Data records

::::

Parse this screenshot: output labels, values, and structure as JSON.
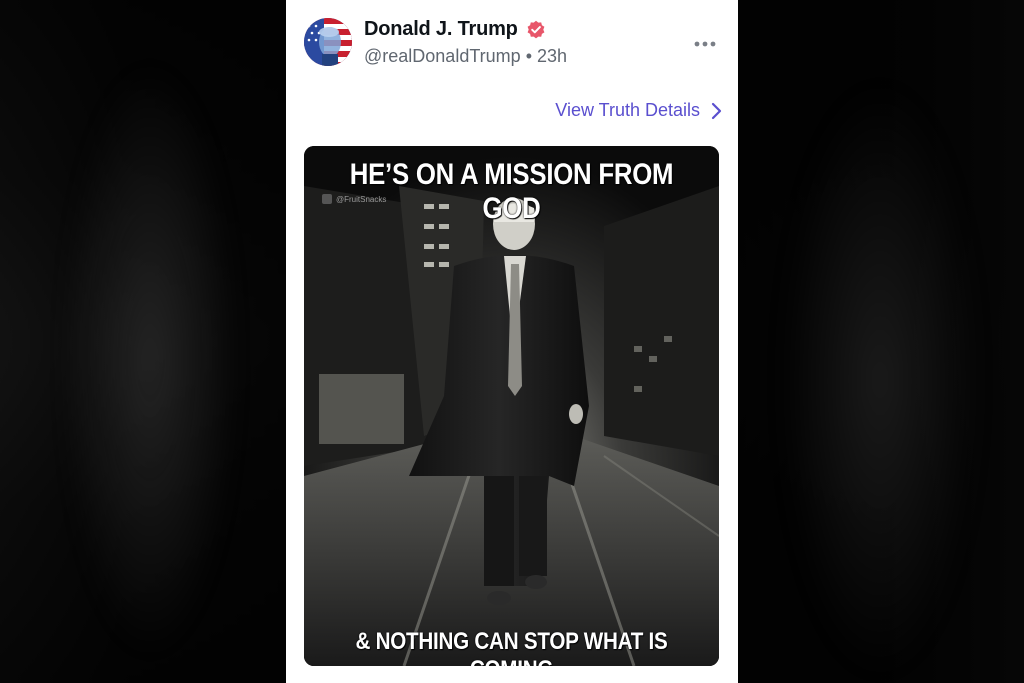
{
  "post": {
    "author_name": "Donald J. Trump",
    "author_handle": "@realDonaldTrump",
    "separator": "•",
    "time_ago": "23h",
    "details_link": "View Truth Details",
    "more_icon": "more-horizontal-icon",
    "verified_icon": "verified-badge-icon"
  },
  "media": {
    "caption_top": "HE’S ON A MISSION FROM GOD",
    "caption_bottom": "& NOTHING CAN STOP WHAT IS COMING",
    "watermark": "@FruitSnacks"
  },
  "colors": {
    "link": "#5a4fcf",
    "verified": "#e8566a",
    "name": "#0f1419",
    "handle": "#606770"
  }
}
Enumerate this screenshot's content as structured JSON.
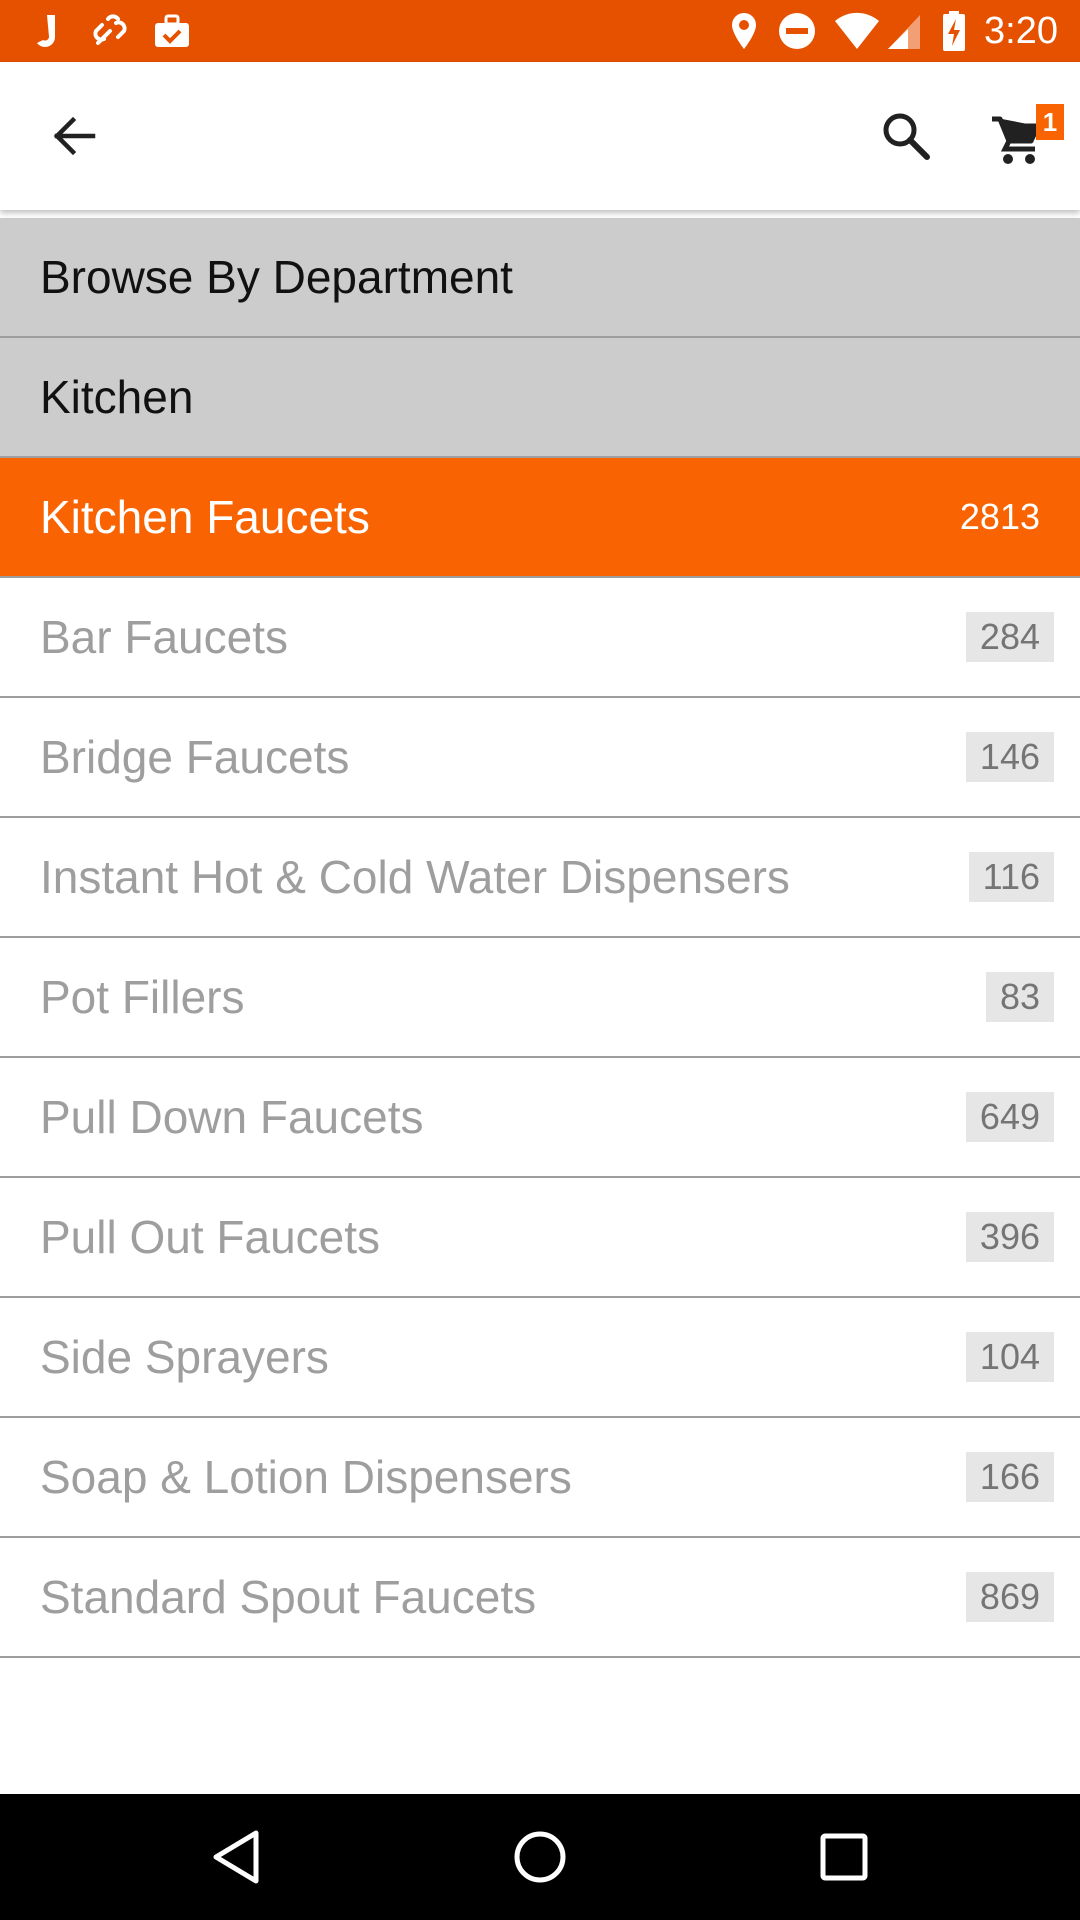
{
  "status_bar": {
    "time": "3:20",
    "left_icons": [
      "j-app-icon",
      "link-app-icon",
      "briefcase-check-icon"
    ],
    "right_icons": [
      "location-icon",
      "do-not-disturb-icon",
      "wifi-icon",
      "cell-signal-icon",
      "battery-charging-icon"
    ],
    "bg_color": "#E65100"
  },
  "app_bar": {
    "back_icon": "arrow-back-icon",
    "search_icon": "search-icon",
    "cart_icon": "cart-icon",
    "cart_count": "1"
  },
  "list": {
    "header": "Browse By Department",
    "department": "Kitchen",
    "selected": {
      "label": "Kitchen Faucets",
      "count": "2813"
    },
    "items": [
      {
        "label": "Bar Faucets",
        "count": "284"
      },
      {
        "label": "Bridge Faucets",
        "count": "146"
      },
      {
        "label": "Instant Hot & Cold Water Dispensers",
        "count": "116"
      },
      {
        "label": "Pot Fillers",
        "count": "83"
      },
      {
        "label": "Pull Down Faucets",
        "count": "649"
      },
      {
        "label": "Pull Out Faucets",
        "count": "396"
      },
      {
        "label": "Side Sprayers",
        "count": "104"
      },
      {
        "label": "Soap & Lotion Dispensers",
        "count": "166"
      },
      {
        "label": "Standard Spout Faucets",
        "count": "869"
      }
    ]
  },
  "colors": {
    "accent": "#F96302",
    "header_bg": "#CCCCCC",
    "item_text": "#9E9E9E"
  },
  "nav_bar": {
    "back": "nav-back-icon",
    "home": "nav-home-icon",
    "recents": "nav-recents-icon"
  }
}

::::

All of the records need repeating exactly, except for the pictures.

Parse this screenshot: output labels, values, and structure as JSON.
{
  "post": {
    "author_name": "Donald J. Trump",
    "author_handle": "@realDonaldTrump",
    "separator": "•",
    "time_ago": "23h",
    "details_link": "View Truth Details",
    "more_icon": "more-horizontal-icon",
    "verified_icon": "verified-badge-icon"
  },
  "media": {
    "caption_top": "HE’S ON A MISSION FROM GOD",
    "caption_bottom": "& NOTHING CAN STOP WHAT IS COMING",
    "watermark": "@FruitSnacks"
  },
  "colors": {
    "link": "#5a4fcf",
    "verified": "#e8566a",
    "name": "#0f1419",
    "handle": "#606770"
  }
}
Enumerate this screenshot's content as structured JSON.
{
  "status_bar": {
    "time": "3:20",
    "left_icons": [
      "j-app-icon",
      "link-app-icon",
      "briefcase-check-icon"
    ],
    "right_icons": [
      "location-icon",
      "do-not-disturb-icon",
      "wifi-icon",
      "cell-signal-icon",
      "battery-charging-icon"
    ],
    "bg_color": "#E65100"
  },
  "app_bar": {
    "back_icon": "arrow-back-icon",
    "search_icon": "search-icon",
    "cart_icon": "cart-icon",
    "cart_count": "1"
  },
  "list": {
    "header": "Browse By Department",
    "department": "Kitchen",
    "selected": {
      "label": "Kitchen Faucets",
      "count": "2813"
    },
    "items": [
      {
        "label": "Bar Faucets",
        "count": "284"
      },
      {
        "label": "Bridge Faucets",
        "count": "146"
      },
      {
        "label": "Instant Hot & Cold Water Dispensers",
        "count": "116"
      },
      {
        "label": "Pot Fillers",
        "count": "83"
      },
      {
        "label": "Pull Down Faucets",
        "count": "649"
      },
      {
        "label": "Pull Out Faucets",
        "count": "396"
      },
      {
        "label": "Side Sprayers",
        "count": "104"
      },
      {
        "label": "Soap & Lotion Dispensers",
        "count": "166"
      },
      {
        "label": "Standard Spout Faucets",
        "count": "869"
      }
    ]
  },
  "colors": {
    "accent": "#F96302",
    "header_bg": "#CCCCCC",
    "item_text": "#9E9E9E"
  },
  "nav_bar": {
    "back": "nav-back-icon",
    "home": "nav-home-icon",
    "recents": "nav-recents-icon"
  }
}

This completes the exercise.